_Task data_
———

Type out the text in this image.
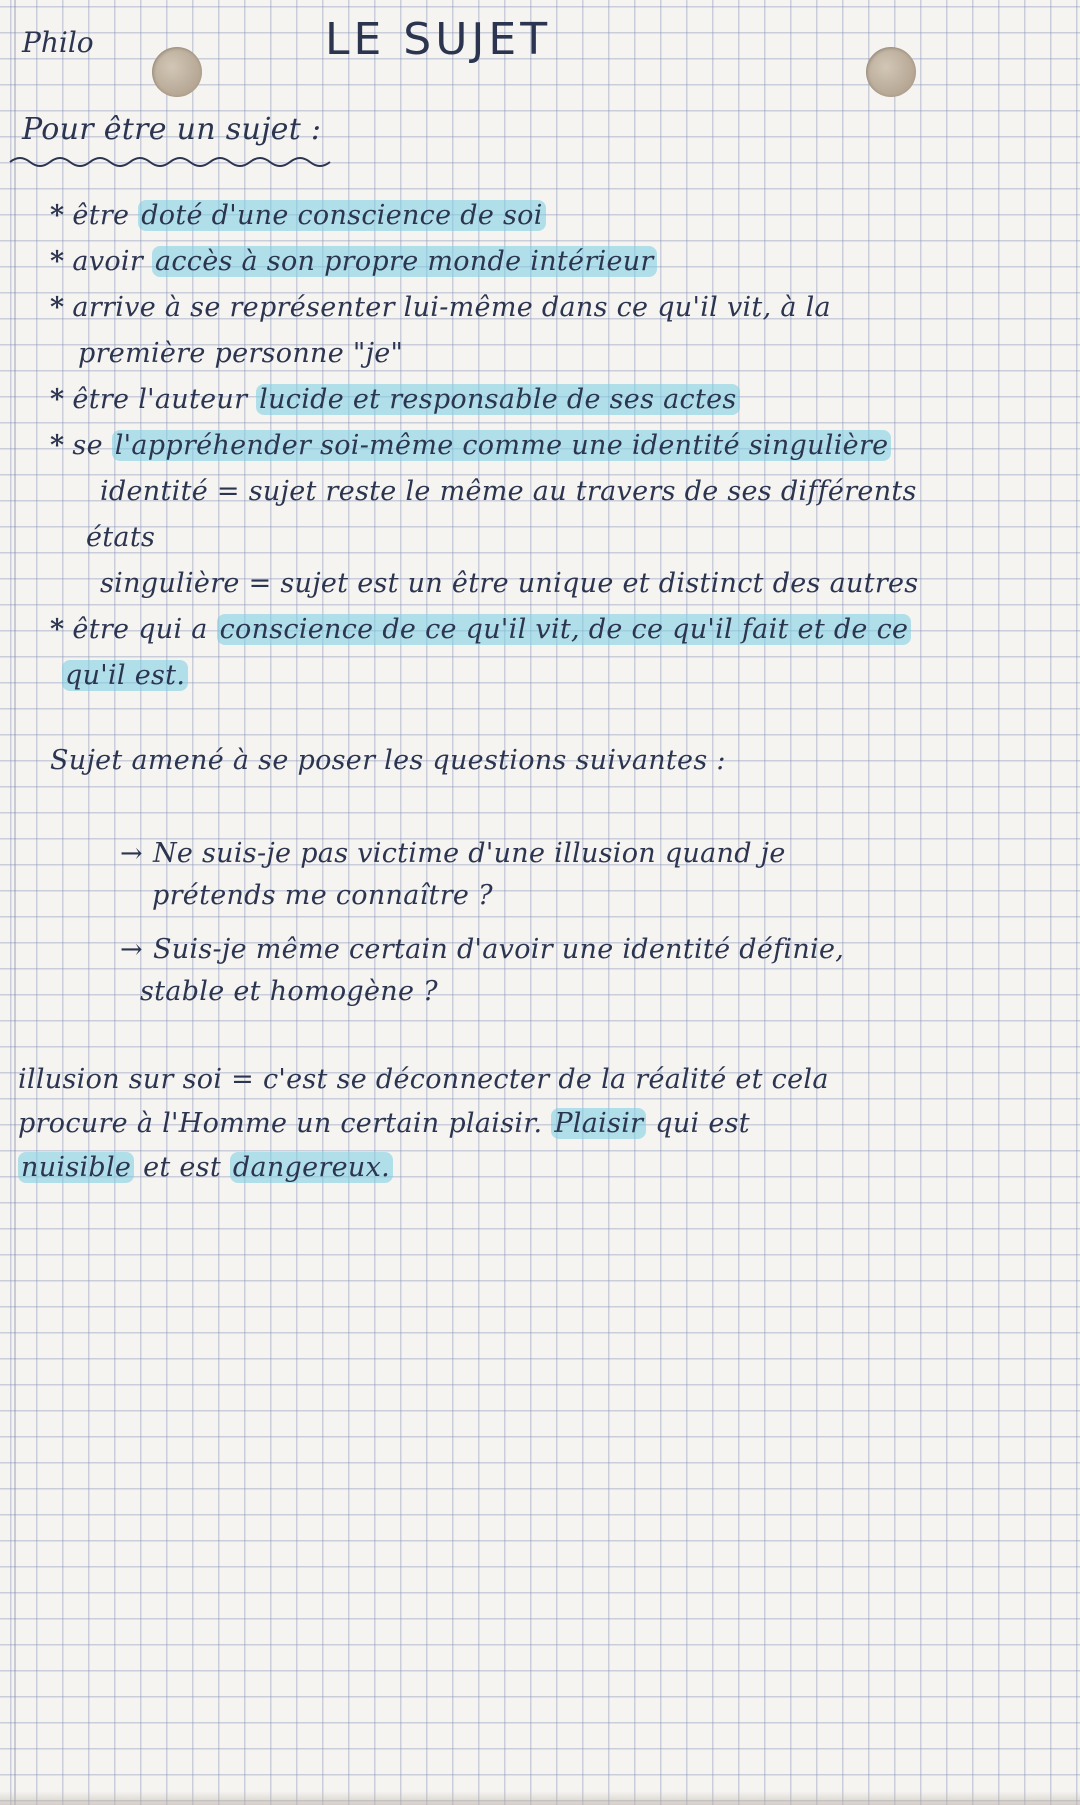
Philo	LE SUJET
Pour être un sujet :
* être doté d'une conscience de soi
* avoir accès à son propre monde intérieur
* arrive à se représenter lui-même dans ce qu'il vit, à la
première personne "je"
* être l'auteur lucide et responsable de ses actes
* se l'appréhender soi-même comme une identité singulière
identité = sujet reste le même au travers de ses différents
états
singulière = sujet est un être unique et distinct des autres
* être qui a conscience de ce qu'il vit, de ce qu'il fait et de ce
qu'il est.
Sujet amené à se poser les questions suivantes :
→ Ne suis-je pas victime d'une illusion quand je
prétends me connaître ?
→ Suis-je même certain d'avoir une identité définie,
stable et homogène ?
illusion sur soi = c'est se déconnecter de la réalité et cela
procure à l'Homme un certain plaisir. Plaisir qui est
nuisible et est dangereux.
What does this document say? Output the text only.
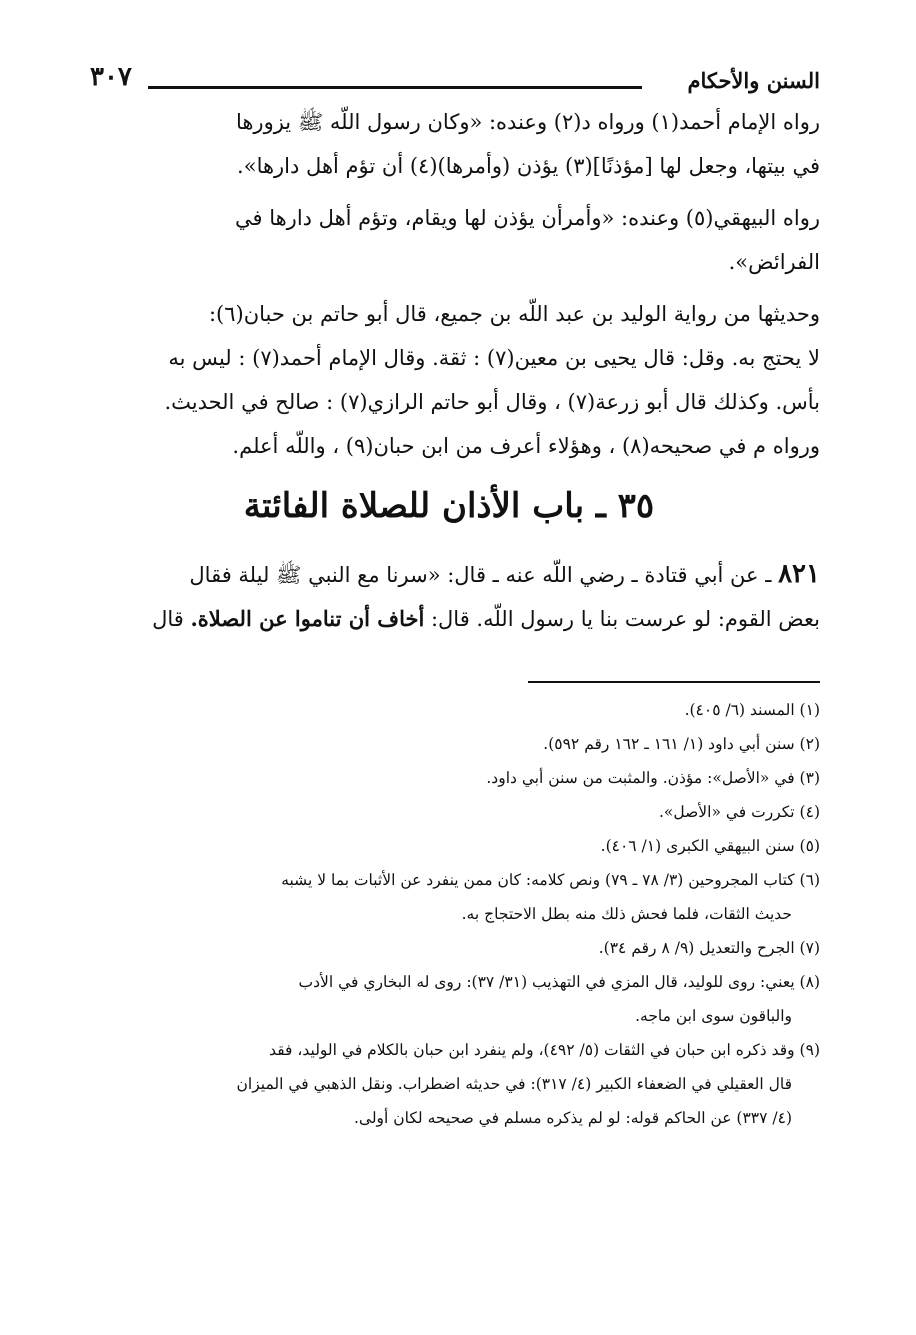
السنن والأحكام
٣٠٧

رواه الإمام أحمد(١) ورواه د(٢) وعنده: «وكان رسول اللّه ﷺ يزورها

في بيتها، وجعل لها [مؤذنًا](٣) يؤذن (وأمرها)(٤) أن تؤم أهل دارها».

رواه البيهقي(٥) وعنده: «وأمرأن يؤذن لها ويقام، وتؤم أهل دارها في

الفرائض».

وحديثها من رواية الوليد بن عبد اللّه بن جميع، قال أبو حاتم بن حبان(٦):

لا يحتج به. وقل: قال يحيى بن معين(٧) : ثقة. وقال الإمام أحمد(٧) : ليس به

بأس. وكذلك قال أبو زرعة(٧) ، وقال أبو حاتم الرازي(٧) : صالح في الحديث.

ورواه م في صحيحه(٨) ، وهؤلاء أعرف من ابن حبان(٩) ، واللّه أعلم.

٣٥ ـ باب الأذان للصلاة الفائتة

٨٢١ ـ عن أبي قتادة ـ رضي اللّه عنه ـ قال: «سرنا مع النبي ﷺ ليلة فقال

بعض القوم: لو عرست بنا يا رسول اللّه. قال: أخاف أن تناموا عن الصلاة. قال

(١) المسند (٦/ ٤٠٥).

(٢) سنن أبي داود (١/ ١٦١ ـ ١٦٢ رقم ٥٩٢).

(٣) في «الأصل»: مؤذن. والمثبت من سنن أبي داود.

(٤) تكررت في «الأصل».

(٥) سنن البيهقي الكبرى (١/ ٤٠٦).

(٦) كتاب المجروحين (٣/ ٧٨ ـ ٧٩) ونص كلامه: كان ممن ينفرد عن الأثبات بما لا يشبه
حديث الثقات، فلما فحش ذلك منه بطل الاحتجاج به.

(٧) الجرح والتعديل (٩/ ٨ رقم ٣٤).

(٨) يعني: روى للوليد، قال المزي في التهذيب (٣١/ ٣٧): روى له البخاري في الأدب
والباقون سوى ابن ماجه.

(٩) وقد ذكره ابن حبان في الثقات (٥/ ٤٩٢)، ولم ينفرد ابن حبان بالكلام في الوليد، فقد
قال العقيلي في الضعفاء الكبير (٤/ ٣١٧): في حديثه اضطراب. ونقل الذهبي في الميزان
(٤/ ٣٣٧) عن الحاكم قوله: لو لم يذكره مسلم في صحيحه لكان أولى.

———

_Your instructions_
Out of the preceding entries, pull every line containing the string "صحيحه".

_Exercise response_
ورواه م في صحيحه(٨) ، وهؤلاء أعرف من ابن حبان(٩) ، واللّه أعلم.
(٤/ ٣٣٧) عن الحاكم قوله: لو لم يذكره مسلم في صحيحه لكان أولى.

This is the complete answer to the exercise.